## Aim of the task
Please copy out the lines of the material below, starting with the line that contains "cell-kontobezeichnung[interactable]: In Arbeit" and going on through the line that contains "background-window-fragment [220, 0, 350, 4]", with both of those lines included and every character unchanged.

* Start *

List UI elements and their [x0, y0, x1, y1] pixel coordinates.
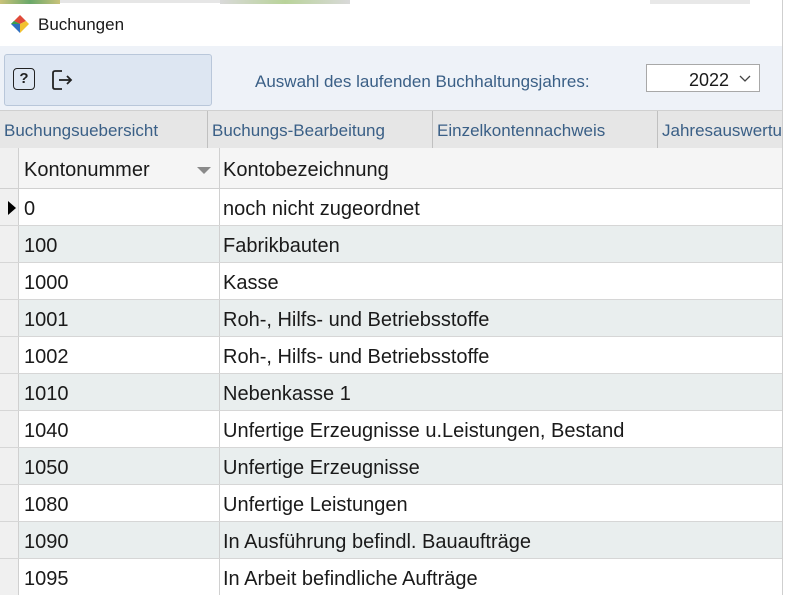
cell-kontobezeichnung[interactable]: In Arbeit befindliche Aufträge [220, 559, 782, 595]
row-header[interactable] [0, 485, 19, 521]
sort-desc-icon [197, 167, 211, 174]
cell-kontonummer[interactable]: 1001 [20, 300, 220, 336]
cell-kontonummer[interactable]: 1000 [20, 263, 220, 299]
background-window-fragment [220, 0, 350, 4]
row-header[interactable] [0, 337, 19, 373]
window-right-border [782, 0, 787, 595]
tab-buchungsuebersicht[interactable]: Buchungsuebersicht [0, 111, 208, 149]
table-row[interactable]: 1010 Nebenkasse 1 [0, 374, 782, 411]
tab-einzelkontennachweis[interactable]: Einzelkontennachweis [433, 111, 658, 149]
cell-kontonummer[interactable]: 1080 [20, 485, 220, 521]
cell-kontonummer[interactable]: 1095 [20, 559, 220, 595]
table-row[interactable]: 1000 Kasse [0, 263, 782, 300]
row-header-corner [0, 148, 19, 188]
row-header[interactable] [0, 226, 19, 262]
cell-kontonummer[interactable]: 1050 [20, 448, 220, 484]
background-window-fragment [60, 0, 220, 3]
row-header[interactable] [0, 300, 19, 336]
toolbar-button-group: ? [4, 54, 212, 106]
column-header-kontobezeichnung[interactable]: Kontobezeichnung [220, 148, 782, 188]
year-select-value: 2022 [688, 70, 729, 90]
cell-kontobezeichnung[interactable]: Nebenkasse 1 [220, 374, 782, 410]
year-select[interactable]: 2022 [646, 64, 760, 92]
title-bar: Buchungen [0, 6, 782, 46]
cell-kontonummer[interactable]: 0 [20, 189, 220, 225]
tab-jahresauswertung[interactable]: Jahresauswertu [658, 111, 782, 149]
column-header-label: Kontobezeichnung [223, 159, 389, 181]
cell-kontobezeichnung[interactable]: Fabrikbauten [220, 226, 782, 262]
cell-kontobezeichnung[interactable]: noch nicht zugeordnet [220, 189, 782, 225]
toolbar: ? Auswahl des laufenden Buchhaltungsjahr… [0, 46, 782, 110]
cell-kontobezeichnung[interactable]: Unfertige Leistungen [220, 485, 782, 521]
column-header-label: Kontonummer [24, 159, 150, 181]
cell-kontonummer[interactable]: 1090 [20, 522, 220, 558]
cell-kontobezeichnung[interactable]: Unfertige Erzeugnisse u.Leistungen, Best… [220, 411, 782, 447]
table-row[interactable]: 0 noch nicht zugeordnet [0, 189, 782, 226]
cell-kontonummer[interactable]: 100 [20, 226, 220, 262]
grid-header: Kontonummer Kontobezeichnung [0, 148, 782, 189]
table-row[interactable]: 1095 In Arbeit befindliche Aufträge [0, 559, 782, 595]
row-header[interactable] [0, 263, 19, 299]
row-header[interactable] [0, 448, 19, 484]
cell-kontobezeichnung[interactable]: Unfertige Erzeugnisse [220, 448, 782, 484]
row-header[interactable] [0, 374, 19, 410]
tab-buchungs-bearbeitung[interactable]: Buchungs-Bearbeitung [208, 111, 433, 149]
window-title: Buchungen [38, 15, 125, 34]
row-header[interactable] [0, 522, 19, 558]
table-row[interactable]: 1050 Unfertige Erzeugnisse [0, 448, 782, 485]
table-row[interactable]: 1001 Roh-, Hilfs- und Betriebsstoffe [0, 300, 782, 337]
cell-kontobezeichnung[interactable]: Roh-, Hilfs- und Betriebsstoffe [220, 300, 782, 336]
row-header[interactable] [0, 559, 19, 595]
table-row[interactable]: 1002 Roh-, Hilfs- und Betriebsstoffe [0, 337, 782, 374]
table-row[interactable]: 1080 Unfertige Leistungen [0, 485, 782, 522]
help-button[interactable]: ? [13, 68, 35, 90]
year-selection-label: Auswahl des laufenden Buchhaltungsjahres… [255, 72, 590, 91]
row-pointer-icon [8, 201, 16, 215]
cell-kontonummer[interactable]: 1002 [20, 337, 220, 373]
cell-kontobezeichnung[interactable]: Roh-, Hilfs- und Betriebsstoffe [220, 337, 782, 373]
table-row[interactable]: 100 Fabrikbauten [0, 226, 782, 263]
cell-kontonummer[interactable]: 1010 [20, 374, 220, 410]
cell-kontobezeichnung[interactable]: In Ausführung befindl. Bauaufträge [220, 522, 782, 558]
background-window-fragment [0, 0, 60, 4]
tab-bar: Buchungsuebersicht Buchungs-Bearbeitung … [0, 110, 782, 150]
cell-kontobezeichnung[interactable]: Kasse [220, 263, 782, 299]
chevron-down-icon [739, 75, 751, 82]
column-header-kontonummer[interactable]: Kontonummer [20, 148, 220, 188]
app-logo-icon [11, 15, 29, 33]
row-header[interactable] [0, 411, 19, 447]
background-window-fragment [650, 0, 750, 4]
exit-icon[interactable] [49, 67, 75, 93]
row-header[interactable] [0, 189, 19, 225]
accounts-grid: Kontonummer Kontobezeichnung 0 noch nicht… [0, 148, 782, 595]
table-row[interactable]: 1040 Unfertige Erzeugnisse u.Leistungen, … [0, 411, 782, 448]
cell-kontonummer[interactable]: 1040 [20, 411, 220, 447]
table-row[interactable]: 1090 In Ausführung befindl. Bauaufträge [0, 522, 782, 559]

* End *

## Solution
cell-kontobezeichnung[interactable]: In Arbeit befindliche Aufträge [220, 559, 782, 595]
row-header[interactable] [0, 485, 19, 521]
sort-desc-icon [197, 167, 211, 174]
cell-kontonummer[interactable]: 1001 [20, 300, 220, 336]
cell-kontonummer[interactable]: 1000 [20, 263, 220, 299]
background-window-fragment [220, 0, 350, 4]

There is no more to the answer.